**Passage to read:**
_ _ _ _

Web scraping refers to the process of gather information from a website through automated scripts. With web scraping, one can gather large amounts of data from websites where no official API exists.
Web scraping can be broken down into two simple steps:
- Fetching the HTML source code of a website via an HTTP request or a headless browser
- Parsing the raw HMTL data to get the information that matters
We'll look at both of these steps during this tutorial and writing our web scraper in TypeScript.
Why Typescript?
We'll be writing this in Typescript because the typed nature of TypeScript makes it easier to catch bugs and write cleaner code.
Prerequisites
To complete this tutorial, you need to have Node.js (version 8.x or later) and npm installed on your computer.
Getting Started
Let's create a new scraper
directory for this project and initialize it as an NPM package by running npm init -y
in the project root.
Setting up TypeScript
Lets setup TypeScript:
npm i -D typescript # Typescript compiles to plain JS
npm i -D ts-node # ts-node to run typescript code without compiling to JS
npm i -D nodemon # Automatically restarts the application whenever file changes are detected
Setting up TSConfig
Now lets setup the Typescript config file. Create a new file tsconfig.json
and add the following code:
{
"compilerOptions": {
"target": "es6",
"module": "commonjs",
"rootDir": "src",
"outDir": "dist",
"sourceMap": true,
"resolveJsonModule": true,
"lib": ["es6", "dom"],
"esModuleInterop": true
},
"include": [
"src/**/*.ts"
],
"exclude": [
"node_modules"
]
}
We won't go into depth about what all these options do, but you can read the typescript documentation to learn more.
Adding a Start Script
Now, lets add some scripts to make it easier to run our code. Add the following to the package.json
file.
{
...

_ _ _ _

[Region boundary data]
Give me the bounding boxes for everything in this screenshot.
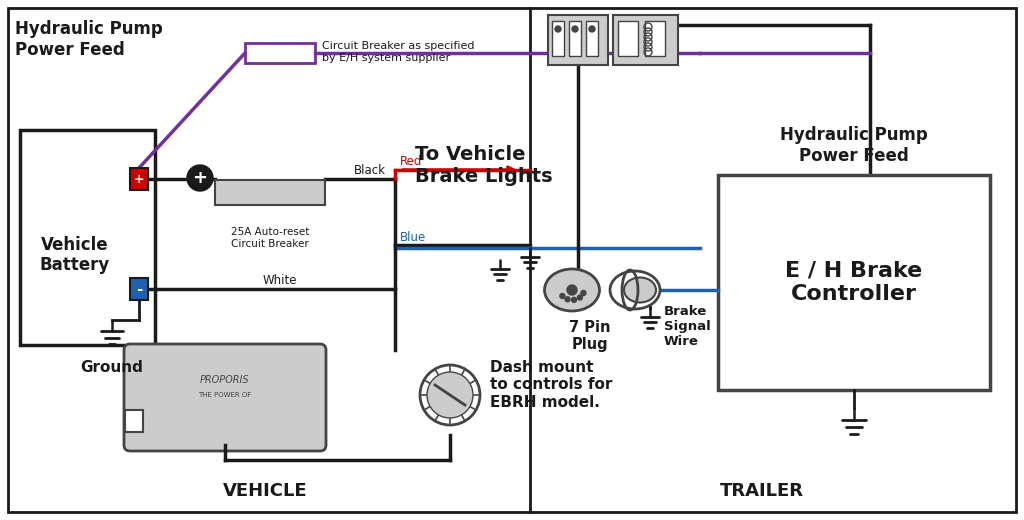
Bar — [125, 410, 143, 432]
Text: 7 Pin
Plug: 7 Pin Plug — [569, 320, 610, 353]
Circle shape — [427, 372, 473, 418]
Text: Red: Red — [400, 155, 422, 168]
Text: TRAILER: TRAILER — [720, 482, 804, 500]
Bar — [718, 175, 990, 390]
Ellipse shape — [610, 271, 660, 309]
Circle shape — [565, 297, 570, 302]
Bar — [586, 21, 598, 56]
Text: Hydraulic Pump
Power Feed: Hydraulic Pump Power Feed — [780, 126, 928, 165]
Circle shape — [420, 365, 480, 425]
Text: 25A Auto-reset
Circuit Breaker: 25A Auto-reset Circuit Breaker — [230, 227, 309, 249]
Bar — [645, 21, 665, 56]
Text: Circuit Breaker as specified
by E/H system supplier: Circuit Breaker as specified by E/H syst… — [322, 41, 474, 63]
Text: Black: Black — [354, 164, 386, 177]
Text: White: White — [263, 274, 297, 287]
Circle shape — [581, 291, 586, 295]
Bar — [618, 21, 638, 56]
Bar — [20, 130, 155, 345]
Text: Ground: Ground — [81, 360, 143, 375]
FancyBboxPatch shape — [124, 344, 326, 451]
Bar — [130, 168, 148, 190]
Text: +: + — [193, 169, 208, 187]
Text: Brake
Signal
Wire: Brake Signal Wire — [664, 305, 711, 348]
Text: PROPORIS: PROPORIS — [200, 375, 250, 385]
Ellipse shape — [545, 269, 599, 311]
Bar — [245, 43, 315, 63]
Circle shape — [555, 26, 561, 32]
Bar — [215, 180, 325, 205]
Text: +: + — [134, 173, 144, 186]
Circle shape — [578, 295, 583, 300]
Text: -: - — [136, 281, 142, 296]
Circle shape — [187, 165, 213, 191]
Text: THE POWER OF: THE POWER OF — [199, 392, 252, 398]
Text: Vehicle
Battery: Vehicle Battery — [40, 236, 111, 275]
Ellipse shape — [624, 278, 656, 303]
Circle shape — [589, 26, 595, 32]
Bar — [613, 15, 678, 65]
Text: Dash mount
to controls for
EBRH model.: Dash mount to controls for EBRH model. — [490, 360, 612, 410]
Bar — [548, 15, 608, 65]
Text: Hydraulic Pump
Power Feed: Hydraulic Pump Power Feed — [15, 20, 163, 59]
Text: VEHICLE: VEHICLE — [222, 482, 307, 500]
Circle shape — [571, 297, 577, 302]
Bar — [130, 278, 148, 300]
Bar — [569, 21, 581, 56]
Circle shape — [560, 293, 565, 298]
Text: To Vehicle
Brake Lights: To Vehicle Brake Lights — [415, 145, 553, 186]
Circle shape — [572, 26, 578, 32]
Text: Blue: Blue — [400, 231, 426, 244]
Circle shape — [567, 285, 577, 295]
Text: E / H Brake
Controller: E / H Brake Controller — [785, 261, 923, 304]
Bar — [552, 21, 564, 56]
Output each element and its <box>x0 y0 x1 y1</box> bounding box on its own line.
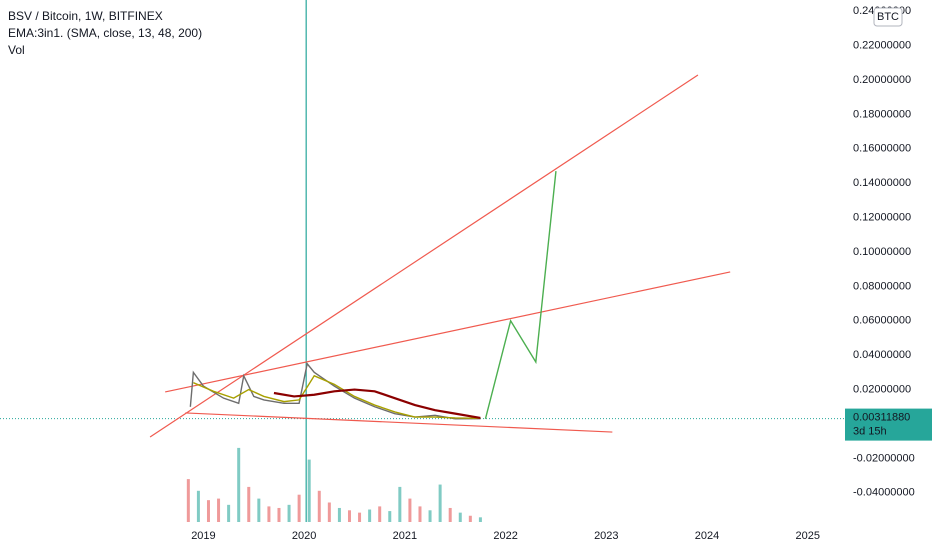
volume-bar <box>478 517 482 522</box>
volume-bar <box>217 498 221 522</box>
volume-bar <box>337 507 341 522</box>
y-tick-label: 0.06000000 <box>853 315 911 327</box>
volume-bar <box>347 510 351 522</box>
y-tick-label: 0.20000000 <box>853 74 911 86</box>
volume-bar <box>378 506 382 522</box>
series-line <box>273 388 481 420</box>
trendline <box>185 412 613 433</box>
currency-badge <box>873 7 903 27</box>
volume-bar <box>186 479 190 522</box>
volume-bar <box>368 509 372 522</box>
volume-bar <box>227 504 231 522</box>
x-tick-label: 2023 <box>594 530 618 542</box>
volume-bar <box>428 510 432 522</box>
y-tick-label: 0.18000000 <box>853 108 911 120</box>
chart-title: BSV / Bitcoin, 1W, BITFINEX <box>8 9 163 23</box>
x-tick-label: 2020 <box>292 530 316 542</box>
last-price-label: 0.00311880 <box>853 412 910 424</box>
y-tick-label: 0.02000000 <box>853 383 911 395</box>
volume-bar <box>307 459 311 522</box>
x-tick-label: 2022 <box>493 530 517 542</box>
y-tick-label: 0.08000000 <box>853 280 911 292</box>
y-tick-label: -0.02000000 <box>853 452 915 464</box>
series-line <box>193 374 481 419</box>
y-tick-label: 0.14000000 <box>853 177 911 189</box>
trendline <box>149 74 699 438</box>
x-tick-label: 2021 <box>393 530 417 542</box>
y-tick-label: -0.04000000 <box>853 487 915 499</box>
volume-bar <box>438 484 442 522</box>
volume-bar <box>458 512 462 522</box>
trendline <box>165 271 731 393</box>
y-tick-label: 0.22000000 <box>853 39 911 51</box>
indicator-label: EMA:3in1. (SMA, close, 13, 48, 200) <box>8 26 202 40</box>
volume-bar <box>287 504 291 522</box>
volume-label: Vol <box>8 43 25 57</box>
volume-bar <box>317 490 321 522</box>
volume-bar <box>388 511 392 522</box>
volume-bar <box>468 515 472 522</box>
currency-label: BTC <box>877 11 899 23</box>
volume-bar <box>398 486 402 522</box>
y-tick-label: 0.04000000 <box>853 349 911 361</box>
last-price-box <box>845 408 932 441</box>
volume-bar <box>257 498 261 522</box>
volume-bar <box>237 447 241 522</box>
volume-bar <box>267 506 271 522</box>
y-tick-label: 0.12000000 <box>853 211 911 223</box>
volume-bar <box>277 507 281 522</box>
x-tick-label: 2019 <box>191 530 215 542</box>
volume-bar <box>297 494 301 522</box>
volume-bar <box>196 490 200 522</box>
volume-bar <box>206 500 210 522</box>
x-tick-label: 2025 <box>795 530 819 542</box>
volume-bar <box>408 498 412 522</box>
x-tick-label: 2024 <box>695 530 719 542</box>
series-line <box>484 171 557 419</box>
volume-bar <box>247 486 251 522</box>
volume-bar <box>327 502 331 522</box>
y-tick-label: 0.10000000 <box>853 246 911 258</box>
y-tick-label: 0.16000000 <box>853 143 911 155</box>
countdown-label: 3d 15h <box>853 426 887 438</box>
volume-bar <box>418 506 422 522</box>
volume-bar <box>448 507 452 522</box>
volume-bar <box>358 512 362 522</box>
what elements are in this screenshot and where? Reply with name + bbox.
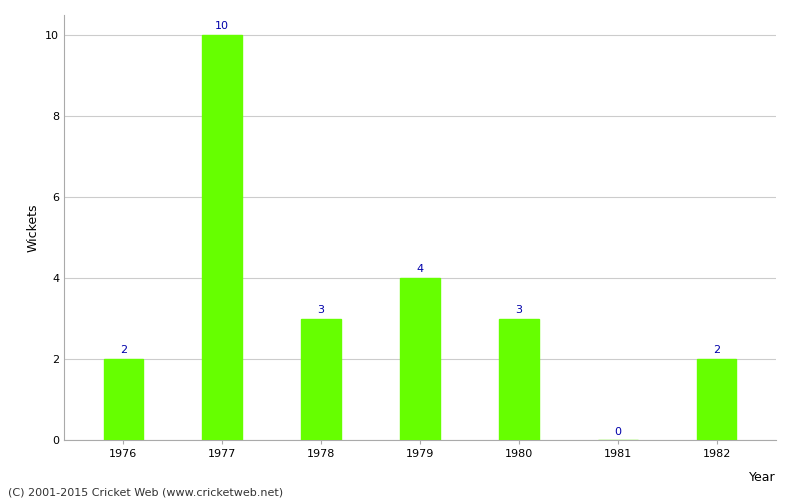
Bar <box>499 318 538 440</box>
Text: 0: 0 <box>614 427 622 437</box>
Bar <box>202 35 242 440</box>
Text: 10: 10 <box>215 21 230 31</box>
Text: 3: 3 <box>318 304 325 314</box>
Text: 2: 2 <box>120 345 127 355</box>
Y-axis label: Wickets: Wickets <box>26 203 39 252</box>
Text: 4: 4 <box>417 264 423 274</box>
Bar <box>103 359 143 440</box>
Bar <box>697 359 737 440</box>
Bar <box>302 318 341 440</box>
Text: Year: Year <box>750 470 776 484</box>
Text: 3: 3 <box>515 304 522 314</box>
Text: 2: 2 <box>713 345 720 355</box>
Text: (C) 2001-2015 Cricket Web (www.cricketweb.net): (C) 2001-2015 Cricket Web (www.cricketwe… <box>8 488 283 498</box>
Bar <box>400 278 440 440</box>
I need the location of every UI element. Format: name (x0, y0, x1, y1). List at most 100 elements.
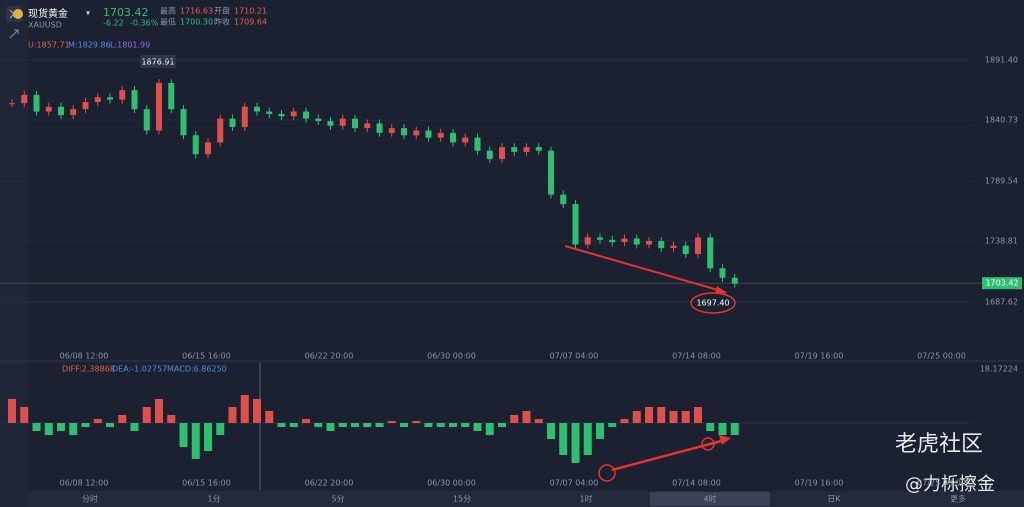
candle (621, 238, 628, 243)
candle (486, 150, 493, 160)
macd-arrow-head (719, 435, 731, 445)
macd-bar (632, 411, 641, 423)
macd-bar (522, 411, 531, 423)
candle (731, 277, 738, 284)
macd-bar (118, 415, 127, 423)
macd-bar (694, 407, 702, 423)
period-tab[interactable]: 更多 (950, 494, 966, 504)
macd-arrow (611, 438, 726, 472)
time-label: 06/08 12:00 (60, 479, 109, 488)
time-label: 07/25 00:00 (917, 352, 966, 361)
boll-lower: L:1801.99 (110, 41, 150, 50)
candle (572, 204, 579, 245)
period-tab[interactable]: 15分 (453, 495, 471, 504)
expand-icon[interactable] (9, 29, 19, 39)
candle (266, 111, 273, 114)
candle (45, 106, 52, 112)
macd-bar (718, 423, 727, 435)
stat-value: 1716.63 (180, 7, 213, 16)
arrow-head (715, 286, 727, 294)
macd-bar (424, 423, 433, 427)
boll-upper: U:1857.71 (28, 41, 70, 50)
candle (339, 118, 346, 126)
macd-bar (559, 423, 568, 455)
macd-bar (473, 423, 482, 431)
period-tab[interactable]: 1分 (207, 495, 220, 504)
candle (119, 90, 126, 100)
time-label: 06/30 00:00 (427, 479, 476, 488)
macd-bar (583, 423, 592, 455)
candle (143, 109, 150, 131)
candle (241, 106, 248, 127)
candle (695, 237, 701, 255)
candle (94, 97, 101, 103)
macd-bar (179, 423, 188, 447)
macd-bar (571, 423, 580, 463)
macd-bar (338, 423, 347, 427)
macd-bar (228, 407, 237, 423)
change-pct: -0.36% (130, 19, 159, 28)
period-tab[interactable]: 1时 (579, 494, 592, 504)
candle (9, 103, 15, 105)
candle (168, 83, 175, 110)
candle (156, 83, 162, 131)
candle (180, 109, 187, 136)
time-label: 07/14 08:00 (672, 479, 721, 488)
price-tick-label: 1738.81 (985, 237, 1018, 246)
price-tick-label: 1840.73 (985, 116, 1018, 125)
candle (597, 237, 603, 240)
macd-bar (730, 423, 739, 435)
candle (535, 147, 542, 151)
stat-value: 1700.30 (180, 18, 213, 27)
time-label: 07/07 04:00 (550, 352, 599, 361)
period-active (650, 492, 770, 506)
period-tab[interactable]: 日K (827, 495, 841, 504)
candle (560, 194, 567, 205)
macd-bar (69, 423, 78, 435)
time-label: 06/22 20:00 (305, 479, 354, 488)
time-label: 06/08 12:00 (60, 352, 109, 361)
macd-bar (669, 411, 678, 423)
candle (401, 128, 407, 136)
candle (315, 118, 322, 122)
candle (278, 113, 285, 117)
macd-bar (142, 407, 151, 423)
macd-bar (314, 423, 323, 427)
macd-bar (20, 407, 29, 423)
time-label: 07/19 16:00 (795, 479, 844, 488)
candle (511, 147, 518, 152)
watermark: 老虎社区 (895, 432, 983, 457)
macd-bar (498, 423, 506, 427)
price-tick-label: 1891.40 (985, 55, 1018, 64)
stat-label: 昨收 (214, 17, 230, 27)
period-tab[interactable]: 5分 (331, 495, 344, 504)
macd-bar (400, 423, 408, 427)
instrument-name[interactable]: 现货黄金 (28, 7, 68, 20)
macd-bar (289, 423, 298, 427)
high-label: 1876.91 (141, 58, 174, 67)
candle (425, 130, 432, 138)
candle (192, 135, 199, 155)
candle (437, 132, 444, 138)
candle (462, 137, 469, 143)
time-label: 06/15 16:00 (182, 352, 231, 361)
macd-bar (302, 419, 310, 423)
period-tab[interactable]: 4时 (703, 494, 716, 504)
dea: DEA:-1.02757 (112, 365, 167, 374)
macd-bar (461, 423, 470, 427)
watermark: @力栎擦金 (905, 474, 995, 495)
macd-bar (93, 419, 102, 423)
macd-bar (645, 407, 653, 423)
time-label: 06/30 00:00 (427, 352, 476, 361)
candle (413, 130, 420, 136)
period-tab[interactable]: 分时 (82, 494, 98, 504)
candle (352, 118, 358, 129)
period-bar (28, 491, 1024, 507)
diff: DIFF:2.38868 (62, 365, 115, 374)
dropdown[interactable]: ▾ (86, 9, 90, 18)
macd-bar (106, 423, 114, 427)
time-label: 06/22 20:00 (305, 352, 354, 361)
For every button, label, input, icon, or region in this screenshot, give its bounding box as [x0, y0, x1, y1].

_ _ _ _

**To do:**
1. What Node.js version does the web scraping tutorial require?
2. In the web scraping tutorial, rewrite the part that begins at the words "Web scraping refers" and stops after "Why Typescript?", using "browser automation tool" in place of "headless browser".

**Responses in order:**
1. Version 8.x or later.

2.
Web scraping refers to the process of gather information from a website through automated scripts. With web scraping, one can gather large amounts of data from websites where no official API exists.
Web scraping can be broken down into two simple steps:
- Fetching the HTML source code of a website via an HTTP request or a browser automation tool
- Parsing the raw HMTL data to get the information that matters
We'll look at both of these steps during this tutorial and writing our web scraper in TypeScript.
Why Typescript?